◆ What you should do
Below is a listing; write it out exactly and drop any images from it.

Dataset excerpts
□ □ □ □

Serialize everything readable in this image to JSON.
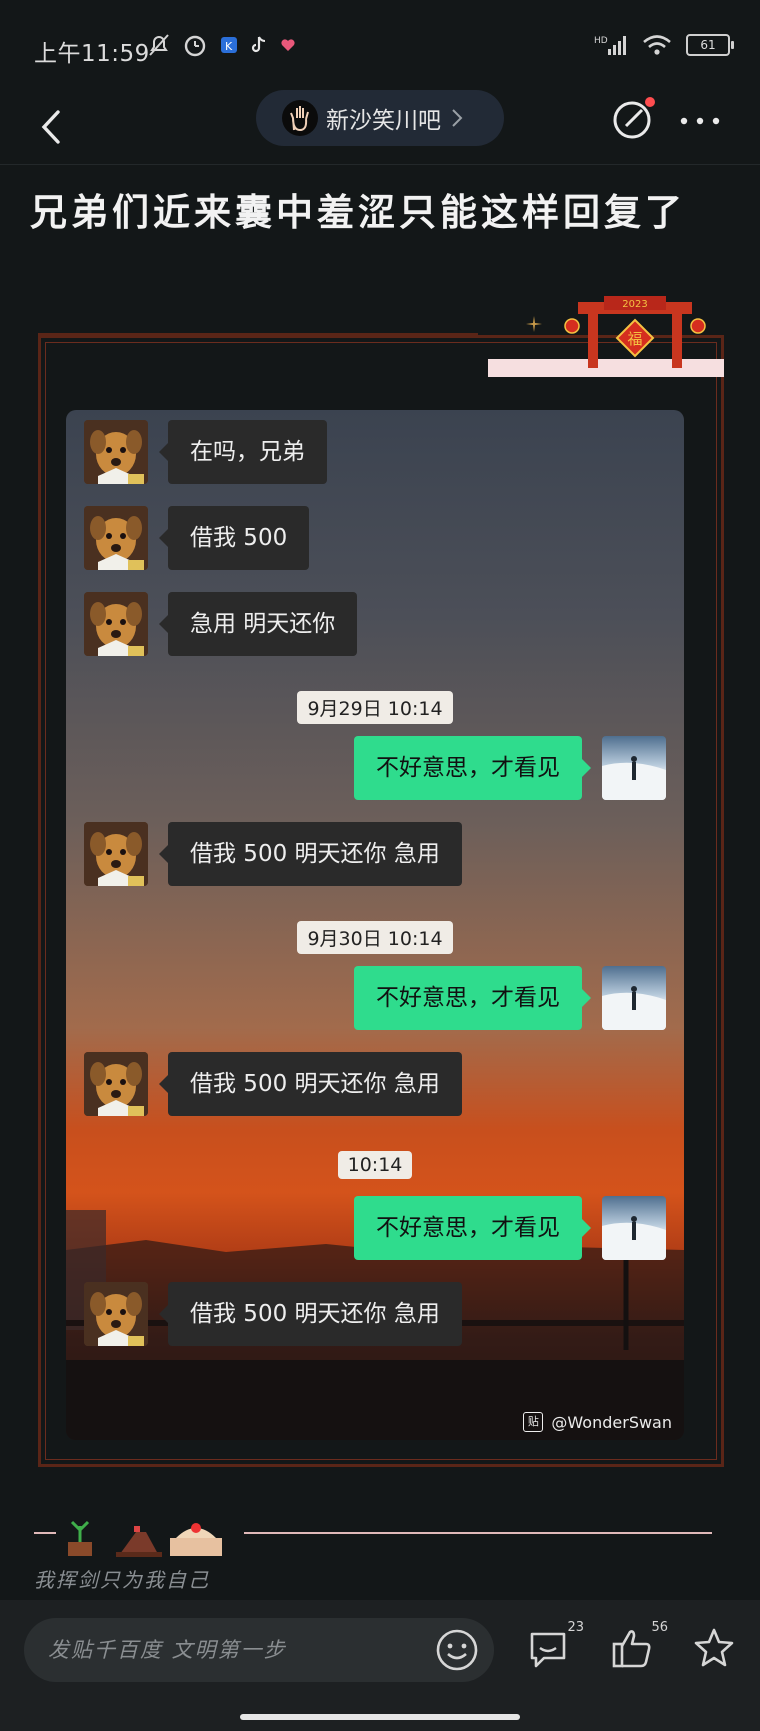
{
  "status_bar": {
    "time": "上午11:59",
    "network": "HD",
    "battery": "61"
  },
  "header": {
    "forum_name": "新沙笑川吧"
  },
  "post": {
    "title": "兄弟们近来囊中羞涩只能这样回复了"
  },
  "chat": {
    "messages": [
      {
        "side": "left",
        "text": "在吗，兄弟"
      },
      {
        "side": "left",
        "text": "借我 500"
      },
      {
        "side": "left",
        "text": "急用 明天还你"
      },
      {
        "time": "9月29日 10:14"
      },
      {
        "side": "right",
        "text": "不好意思，才看见"
      },
      {
        "side": "left",
        "text": "借我 500 明天还你 急用"
      },
      {
        "time": "9月30日 10:14"
      },
      {
        "side": "right",
        "text": "不好意思，才看见"
      },
      {
        "side": "left",
        "text": "借我 500 明天还你 急用"
      },
      {
        "time": "10:14"
      },
      {
        "side": "right",
        "text": "不好意思，才看见"
      },
      {
        "side": "left",
        "text": "借我 500 明天还你 急用"
      }
    ],
    "watermark": "@WonderSwan",
    "watermark_logo": "贴"
  },
  "decoration": {
    "banner_year": "2023",
    "banner_char": "福"
  },
  "signature": {
    "text": "我挥剑只为我自己"
  },
  "bottom_bar": {
    "comment_placeholder": "发贴千百度 文明第一步",
    "comment_count": "23",
    "like_count": "56"
  },
  "colors": {
    "background": "#131718",
    "bubble_green": "#2fdc8d",
    "bubble_dark": "#2a2a2a",
    "frame": "#5a2517"
  }
}
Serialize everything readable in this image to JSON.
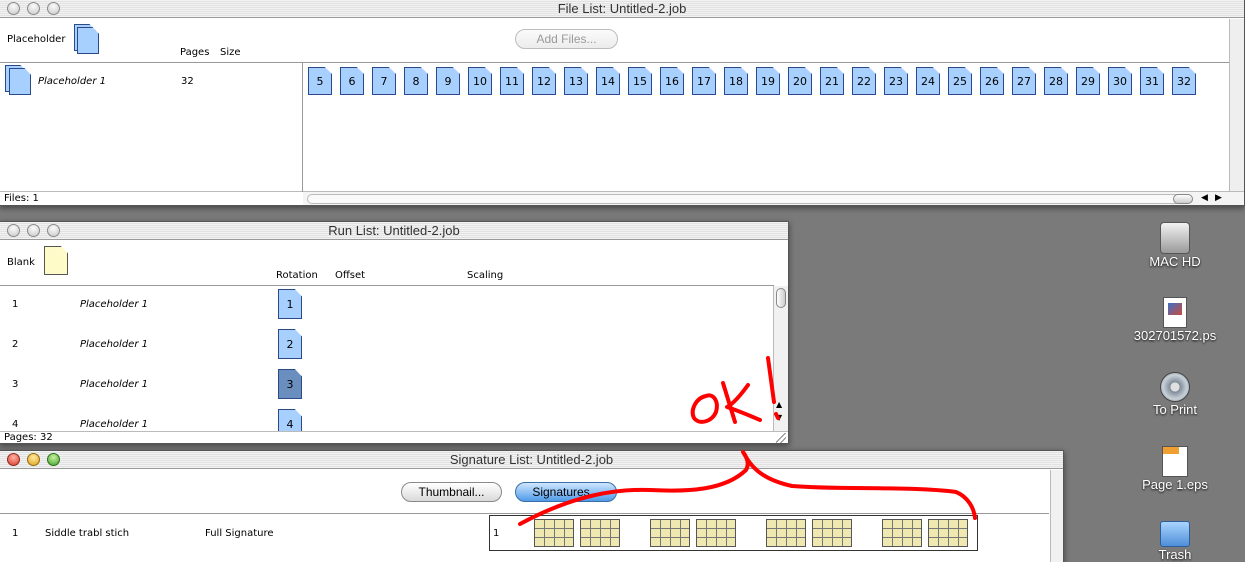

□ □ □ □

◆ Response
Serialize everything readable in this image to JSON.
{
  "status_bar": {
    "time": "上午11:59",
    "network": "HD",
    "battery": "61"
  },
  "header": {
    "forum_name": "新沙笑川吧"
  },
  "post": {
    "title": "兄弟们近来囊中羞涩只能这样回复了"
  },
  "chat": {
    "messages": [
      {
        "side": "left",
        "text": "在吗，兄弟"
      },
      {
        "side": "left",
        "text": "借我 500"
      },
      {
        "side": "left",
        "text": "急用 明天还你"
      },
      {
        "time": "9月29日 10:14"
      },
      {
        "side": "right",
        "text": "不好意思，才看见"
      },
      {
        "side": "left",
        "text": "借我 500 明天还你 急用"
      },
      {
        "time": "9月30日 10:14"
      },
      {
        "side": "right",
        "text": "不好意思，才看见"
      },
      {
        "side": "left",
        "text": "借我 500 明天还你 急用"
      },
      {
        "time": "10:14"
      },
      {
        "side": "right",
        "text": "不好意思，才看见"
      },
      {
        "side": "left",
        "text": "借我 500 明天还你 急用"
      }
    ],
    "watermark": "@WonderSwan",
    "watermark_logo": "贴"
  },
  "decoration": {
    "banner_year": "2023",
    "banner_char": "福"
  },
  "signature": {
    "text": "我挥剑只为我自己"
  },
  "bottom_bar": {
    "comment_placeholder": "发贴千百度 文明第一步",
    "comment_count": "23",
    "like_count": "56"
  },
  "colors": {
    "background": "#131718",
    "bubble_green": "#2fdc8d",
    "bubble_dark": "#2a2a2a",
    "frame": "#5a2517"
  }
}
Serialize everything readable in this image to JSON.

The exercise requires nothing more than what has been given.